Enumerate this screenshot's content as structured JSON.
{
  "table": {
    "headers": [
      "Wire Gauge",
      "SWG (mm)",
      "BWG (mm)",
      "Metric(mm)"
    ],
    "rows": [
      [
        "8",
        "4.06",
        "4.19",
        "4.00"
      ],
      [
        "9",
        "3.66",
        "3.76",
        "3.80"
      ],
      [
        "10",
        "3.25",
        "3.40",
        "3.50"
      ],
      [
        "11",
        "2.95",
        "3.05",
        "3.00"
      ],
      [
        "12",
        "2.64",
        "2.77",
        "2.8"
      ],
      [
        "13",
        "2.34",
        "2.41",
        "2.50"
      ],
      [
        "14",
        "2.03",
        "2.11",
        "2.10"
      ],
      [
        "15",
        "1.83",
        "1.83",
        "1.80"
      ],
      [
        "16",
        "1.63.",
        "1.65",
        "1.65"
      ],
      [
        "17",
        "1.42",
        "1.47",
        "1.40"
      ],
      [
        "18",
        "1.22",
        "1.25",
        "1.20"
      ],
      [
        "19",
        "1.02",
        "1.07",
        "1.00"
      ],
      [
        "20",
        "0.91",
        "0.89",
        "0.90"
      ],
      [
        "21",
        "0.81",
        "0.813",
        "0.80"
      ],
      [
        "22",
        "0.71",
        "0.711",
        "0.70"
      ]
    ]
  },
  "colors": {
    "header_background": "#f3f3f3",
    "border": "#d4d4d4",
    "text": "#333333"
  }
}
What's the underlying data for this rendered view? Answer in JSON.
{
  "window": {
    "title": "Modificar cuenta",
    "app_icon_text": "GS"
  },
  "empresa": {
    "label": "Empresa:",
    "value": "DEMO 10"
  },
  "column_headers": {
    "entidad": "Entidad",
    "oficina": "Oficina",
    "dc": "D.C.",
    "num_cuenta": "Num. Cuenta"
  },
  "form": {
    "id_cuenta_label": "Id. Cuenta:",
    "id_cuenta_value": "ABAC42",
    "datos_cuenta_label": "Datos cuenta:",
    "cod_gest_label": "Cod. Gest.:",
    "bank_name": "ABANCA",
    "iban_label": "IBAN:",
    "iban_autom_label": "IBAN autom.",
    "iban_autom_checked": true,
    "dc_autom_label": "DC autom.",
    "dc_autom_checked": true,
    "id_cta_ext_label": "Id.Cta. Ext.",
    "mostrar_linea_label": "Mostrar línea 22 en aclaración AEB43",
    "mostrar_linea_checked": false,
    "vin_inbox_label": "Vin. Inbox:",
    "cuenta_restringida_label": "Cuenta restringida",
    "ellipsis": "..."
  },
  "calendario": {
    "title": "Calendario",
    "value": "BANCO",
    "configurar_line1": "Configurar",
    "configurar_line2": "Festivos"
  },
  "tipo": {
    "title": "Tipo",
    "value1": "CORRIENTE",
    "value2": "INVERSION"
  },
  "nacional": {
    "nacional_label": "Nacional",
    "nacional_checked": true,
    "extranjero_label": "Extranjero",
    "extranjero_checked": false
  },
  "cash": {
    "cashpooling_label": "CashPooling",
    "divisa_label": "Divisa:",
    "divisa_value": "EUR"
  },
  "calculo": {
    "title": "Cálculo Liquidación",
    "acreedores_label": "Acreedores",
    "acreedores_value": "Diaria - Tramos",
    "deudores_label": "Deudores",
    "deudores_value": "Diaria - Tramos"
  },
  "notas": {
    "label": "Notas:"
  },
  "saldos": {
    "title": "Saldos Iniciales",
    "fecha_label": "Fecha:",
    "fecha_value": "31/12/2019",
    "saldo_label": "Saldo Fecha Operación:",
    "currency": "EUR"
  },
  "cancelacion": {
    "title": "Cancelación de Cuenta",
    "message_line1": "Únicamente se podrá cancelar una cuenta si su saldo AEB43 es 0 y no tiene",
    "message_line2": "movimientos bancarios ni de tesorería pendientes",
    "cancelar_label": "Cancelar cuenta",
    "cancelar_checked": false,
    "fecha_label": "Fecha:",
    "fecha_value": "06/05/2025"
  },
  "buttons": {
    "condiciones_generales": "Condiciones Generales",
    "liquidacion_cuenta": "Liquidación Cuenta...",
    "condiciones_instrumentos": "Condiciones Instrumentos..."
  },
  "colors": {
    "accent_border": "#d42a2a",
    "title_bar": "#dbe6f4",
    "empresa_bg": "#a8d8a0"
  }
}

### [Directions for this task]
Copy out each line exactly.

### [Full output]
Enumerate this screenshot's content as structured JSON.
{
  "table": {
    "headers": [
      "Wire Gauge",
      "SWG (mm)",
      "BWG (mm)",
      "Metric(mm)"
    ],
    "rows": [
      [
        "8",
        "4.06",
        "4.19",
        "4.00"
      ],
      [
        "9",
        "3.66",
        "3.76",
        "3.80"
      ],
      [
        "10",
        "3.25",
        "3.40",
        "3.50"
      ],
      [
        "11",
        "2.95",
        "3.05",
        "3.00"
      ],
      [
        "12",
        "2.64",
        "2.77",
        "2.8"
      ],
      [
        "13",
        "2.34",
        "2.41",
        "2.50"
      ],
      [
        "14",
        "2.03",
        "2.11",
        "2.10"
      ],
      [
        "15",
        "1.83",
        "1.83",
        "1.80"
      ],
      [
        "16",
        "1.63.",
        "1.65",
        "1.65"
      ],
      [
        "17",
        "1.42",
        "1.47",
        "1.40"
      ],
      [
        "18",
        "1.22",
        "1.25",
        "1.20"
      ],
      [
        "19",
        "1.02",
        "1.07",
        "1.00"
      ],
      [
        "20",
        "0.91",
        "0.89",
        "0.90"
      ],
      [
        "21",
        "0.81",
        "0.813",
        "0.80"
      ],
      [
        "22",
        "0.71",
        "0.711",
        "0.70"
      ]
    ]
  },
  "colors": {
    "header_background": "#f3f3f3",
    "border": "#d4d4d4",
    "text": "#333333"
  }
}
What's the underlying data for this rendered view? Answer in JSON.
{
  "window": {
    "title": "Modificar cuenta",
    "app_icon_text": "GS"
  },
  "empresa": {
    "label": "Empresa:",
    "value": "DEMO 10"
  },
  "column_headers": {
    "entidad": "Entidad",
    "oficina": "Oficina",
    "dc": "D.C.",
    "num_cuenta": "Num. Cuenta"
  },
  "form": {
    "id_cuenta_label": "Id. Cuenta:",
    "id_cuenta_value": "ABAC42",
    "datos_cuenta_label": "Datos cuenta:",
    "cod_gest_label": "Cod. Gest.:",
    "bank_name": "ABANCA",
    "iban_label": "IBAN:",
    "iban_autom_label": "IBAN autom.",
    "iban_autom_checked": true,
    "dc_autom_label": "DC autom.",
    "dc_autom_checked": true,
    "id_cta_ext_label": "Id.Cta. Ext.",
    "mostrar_linea_label": "Mostrar línea 22 en aclaración AEB43",
    "mostrar_linea_checked": false,
    "vin_inbox_label": "Vin. Inbox:",
    "cuenta_restringida_label": "Cuenta restringida",
    "ellipsis": "..."
  },
  "calendario": {
    "title": "Calendario",
    "value": "BANCO",
    "configurar_line1": "Configurar",
    "configurar_line2": "Festivos"
  },
  "tipo": {
    "title": "Tipo",
    "value1": "CORRIENTE",
    "value2": "INVERSION"
  },
  "nacional": {
    "nacional_label": "Nacional",
    "nacional_checked": true,
    "extranjero_label": "Extranjero",
    "extranjero_checked": false
  },
  "cash": {
    "cashpooling_label": "CashPooling",
    "divisa_label": "Divisa:",
    "divisa_value": "EUR"
  },
  "calculo": {
    "title": "Cálculo Liquidación",
    "acreedores_label": "Acreedores",
    "acreedores_value": "Diaria - Tramos",
    "deudores_label": "Deudores",
    "deudores_value": "Diaria - Tramos"
  },
  "notas": {
    "label": "Notas:"
  },
  "saldos": {
    "title": "Saldos Iniciales",
    "fecha_label": "Fecha:",
    "fecha_value": "31/12/2019",
    "saldo_label": "Saldo Fecha Operación:",
    "currency": "EUR"
  },
  "cancelacion": {
    "title": "Cancelación de Cuenta",
    "message_line1": "Únicamente se podrá cancelar una cuenta si su saldo AEB43 es 0 y no tiene",
    "message_line2": "movimientos bancarios ni de tesorería pendientes",
    "cancelar_label": "Cancelar cuenta",
    "cancelar_checked": false,
    "fecha_label": "Fecha:",
    "fecha_value": "06/05/2025"
  },
  "buttons": {
    "condiciones_generales": "Condiciones Generales",
    "liquidacion_cuenta": "Liquidación Cuenta...",
    "condiciones_instrumentos": "Condiciones Instrumentos..."
  },
  "colors": {
    "accent_border": "#d42a2a",
    "title_bar": "#dbe6f4",
    "empresa_bg": "#a8d8a0"
  }
}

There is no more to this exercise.